>> Start
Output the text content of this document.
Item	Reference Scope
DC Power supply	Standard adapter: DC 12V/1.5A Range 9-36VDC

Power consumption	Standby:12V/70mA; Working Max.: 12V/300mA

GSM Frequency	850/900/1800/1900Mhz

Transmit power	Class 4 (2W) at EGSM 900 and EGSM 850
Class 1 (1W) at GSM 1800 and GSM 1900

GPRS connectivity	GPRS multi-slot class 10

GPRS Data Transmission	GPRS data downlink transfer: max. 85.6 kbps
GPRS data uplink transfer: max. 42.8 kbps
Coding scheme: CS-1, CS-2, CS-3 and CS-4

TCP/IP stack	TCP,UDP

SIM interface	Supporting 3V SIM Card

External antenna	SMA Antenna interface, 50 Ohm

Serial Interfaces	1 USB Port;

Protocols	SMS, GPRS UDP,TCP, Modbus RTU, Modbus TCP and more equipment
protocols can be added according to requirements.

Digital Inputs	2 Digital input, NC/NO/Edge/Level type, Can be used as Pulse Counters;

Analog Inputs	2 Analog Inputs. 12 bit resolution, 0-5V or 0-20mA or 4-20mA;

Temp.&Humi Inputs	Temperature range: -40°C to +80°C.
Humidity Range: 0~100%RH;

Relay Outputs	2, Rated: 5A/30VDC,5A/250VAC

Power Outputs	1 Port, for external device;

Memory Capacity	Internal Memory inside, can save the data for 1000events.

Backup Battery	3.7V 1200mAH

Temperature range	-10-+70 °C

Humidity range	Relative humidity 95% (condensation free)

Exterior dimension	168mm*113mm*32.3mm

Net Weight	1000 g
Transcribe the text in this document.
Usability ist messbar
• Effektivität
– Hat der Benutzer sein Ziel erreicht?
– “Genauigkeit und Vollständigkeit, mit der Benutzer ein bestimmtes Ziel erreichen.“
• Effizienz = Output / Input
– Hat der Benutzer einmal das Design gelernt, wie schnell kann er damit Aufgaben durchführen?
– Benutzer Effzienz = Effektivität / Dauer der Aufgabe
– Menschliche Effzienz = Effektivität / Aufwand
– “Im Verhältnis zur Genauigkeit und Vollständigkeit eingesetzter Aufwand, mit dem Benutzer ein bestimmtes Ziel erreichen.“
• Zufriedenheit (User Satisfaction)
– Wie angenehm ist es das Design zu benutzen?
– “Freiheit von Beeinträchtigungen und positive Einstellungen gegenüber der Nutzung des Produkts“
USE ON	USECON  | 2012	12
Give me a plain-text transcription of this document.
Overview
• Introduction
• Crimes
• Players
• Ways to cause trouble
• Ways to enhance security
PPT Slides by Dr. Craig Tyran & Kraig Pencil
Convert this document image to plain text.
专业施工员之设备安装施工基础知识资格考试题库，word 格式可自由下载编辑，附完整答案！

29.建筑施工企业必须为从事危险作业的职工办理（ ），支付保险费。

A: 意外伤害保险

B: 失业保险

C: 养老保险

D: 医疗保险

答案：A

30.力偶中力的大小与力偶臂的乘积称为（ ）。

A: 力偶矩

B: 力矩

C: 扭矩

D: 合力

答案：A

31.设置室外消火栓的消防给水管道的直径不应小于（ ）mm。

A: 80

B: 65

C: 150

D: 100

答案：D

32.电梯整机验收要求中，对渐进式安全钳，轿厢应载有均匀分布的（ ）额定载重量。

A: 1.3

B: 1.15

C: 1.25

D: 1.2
>> End
Everything from the line containing "Give me a plain-text" through the final line of the listing, inclusive, must be reproduced exactly; leave out the rest.

Give me a plain-text transcription of this document.
Overview
• Introduction
• Crimes
• Players
• Ways to cause trouble
• Ways to enhance security
PPT Slides by Dr. Craig Tyran & Kraig Pencil
Convert this document image to plain text.
专业施工员之设备安装施工基础知识资格考试题库，word 格式可自由下载编辑，附完整答案！

29.建筑施工企业必须为从事危险作业的职工办理（ ），支付保险费。

A: 意外伤害保险

B: 失业保险

C: 养老保险

D: 医疗保险

答案：A

30.力偶中力的大小与力偶臂的乘积称为（ ）。

A: 力偶矩

B: 力矩

C: 扭矩

D: 合力

答案：A

31.设置室外消火栓的消防给水管道的直径不应小于（ ）mm。

A: 80

B: 65

C: 150

D: 100

答案：D

32.电梯整机验收要求中，对渐进式安全钳，轿厢应载有均匀分布的（ ）额定载重量。

A: 1.3

B: 1.15

C: 1.25

D: 1.2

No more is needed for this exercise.